Report each line of the data that includes the word "Express".

[Dataset excerpts]
START

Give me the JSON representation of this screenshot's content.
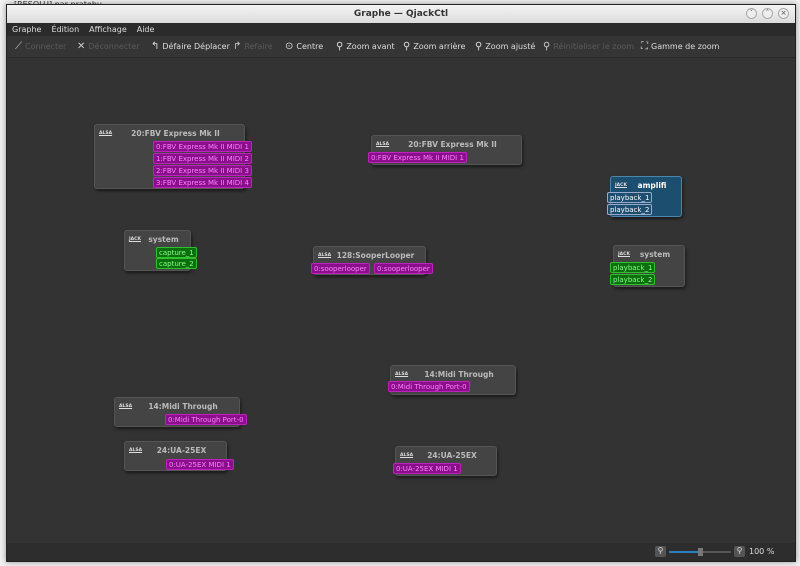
{
  "window": {
    "title": "Graphe — QjackCtl",
    "bg_text": "[RESOLU] par pratebu"
  },
  "menu": [
    "Graphe",
    "Édition",
    "Affichage",
    "Aide"
  ],
  "toolbar": {
    "connect": "Connecter",
    "disconnect": "Déconnecter",
    "undo": "Défaire Déplacer",
    "redo": "Refaire",
    "center": "Centre",
    "zoom_in": "Zoom avant",
    "zoom_out": "Zoom arrière",
    "zoom_fit": "Zoom ajusté",
    "zoom_reset": "Réinitialiser le zoom",
    "zoom_range": "Gamme de zoom"
  },
  "nodes": [
    {
      "title": "20:FBV Express Mk II",
      "type": "ALSA",
      "ports": [
        "0:FBV Express Mk II MIDI 1",
        "1:FBV Express Mk II MIDI 2",
        "2:FBV Express Mk II MIDI 3",
        "3:FBV Express Mk II MIDI 4"
      ]
    },
    {
      "title": "system",
      "type": "JACK",
      "ports": [
        "capture_1",
        "capture_2"
      ]
    },
    {
      "title": "20:FBV Express Mk II",
      "type": "ALSA",
      "ports": [
        "0:FBV Express Mk II MIDI 1"
      ]
    },
    {
      "title": "amplifi",
      "type": "JACK",
      "ports": [
        "playback_1",
        "playback_2"
      ]
    },
    {
      "title": "128:SooperLooper",
      "type": "ALSA",
      "ports": [
        "0:sooperlooper",
        "0:sooperlooper"
      ]
    },
    {
      "title": "system",
      "type": "JACK",
      "ports": [
        "playback_1",
        "playback_2"
      ]
    },
    {
      "title": "14:Midi Through",
      "type": "ALSA",
      "ports": [
        "0:Midi Through Port-0"
      ]
    },
    {
      "title": "14:Midi Through",
      "type": "ALSA",
      "ports": [
        "0:Midi Through Port-0"
      ]
    },
    {
      "title": "24:UA-25EX",
      "type": "ALSA",
      "ports": [
        "0:UA-25EX MIDI 1"
      ]
    },
    {
      "title": "24:UA-25EX",
      "type": "ALSA",
      "ports": [
        "0:UA-25EX MIDI 1"
      ]
    }
  ],
  "status": {
    "zoom_level": "100 %",
    "zoom_slider_percent": 50
  },
  "colors": {
    "midi_port": "#8a0f8a",
    "audio_port": "#0c6e0c",
    "selected_node": "#1c4e6f",
    "canvas": "#333333"
  }
}
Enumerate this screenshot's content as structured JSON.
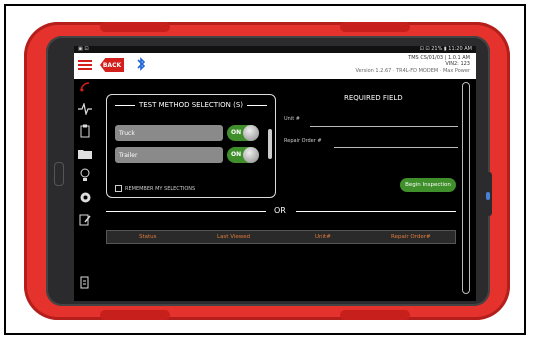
{
  "status_bar": {
    "left": "▣ ⊡",
    "right": "⊡ ⊡ 21% ▮ 11:20 AM"
  },
  "header": {
    "back_label": "BACK",
    "info_line1": "TMS CS/01/03 | 1.0.1 AM",
    "info_line2": "VIN2: 123",
    "version_line": "Version 1.2.67 · TR4L-FD MODEM · Max Power"
  },
  "sidebar": {
    "items": [
      {
        "icon": "menu-icon"
      },
      {
        "icon": "rss-icon"
      },
      {
        "icon": "pulse-icon"
      },
      {
        "icon": "clipboard-icon"
      },
      {
        "icon": "folder-icon"
      },
      {
        "icon": "lightbulb-icon"
      },
      {
        "icon": "gear-icon"
      },
      {
        "icon": "edit-icon"
      },
      {
        "icon": "scan-icon"
      }
    ]
  },
  "test_method": {
    "title": "TEST METHOD SELECTION (S)",
    "options": [
      {
        "label": "Truck",
        "toggle": "ON"
      },
      {
        "label": "Trailer",
        "toggle": "ON"
      }
    ],
    "remember_label": "REMEMBER MY SELECTIONS"
  },
  "required": {
    "title": "REQUIRED FIELD",
    "unit_label": "Unit #",
    "repair_label": "Repair Order #",
    "begin_label": "Begin Inspection"
  },
  "divider": {
    "or_label": "OR"
  },
  "table": {
    "headers": [
      "Status",
      "Last Viewed",
      "Unit#",
      "Repair Order#"
    ]
  },
  "colors": {
    "accent_red": "#d4201c",
    "toggle_green": "#3f8f2a",
    "header_orange": "#e07a3a"
  }
}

END

=== CORRECT ANSWER ===
      "title": "20:FBV Express Mk II",
        "0:FBV Express Mk II MIDI 1",
        "1:FBV Express Mk II MIDI 2",
        "2:FBV Express Mk II MIDI 3",
        "3:FBV Express Mk II MIDI 4"
      "title": "20:FBV Express Mk II",
        "0:FBV Express Mk II MIDI 1"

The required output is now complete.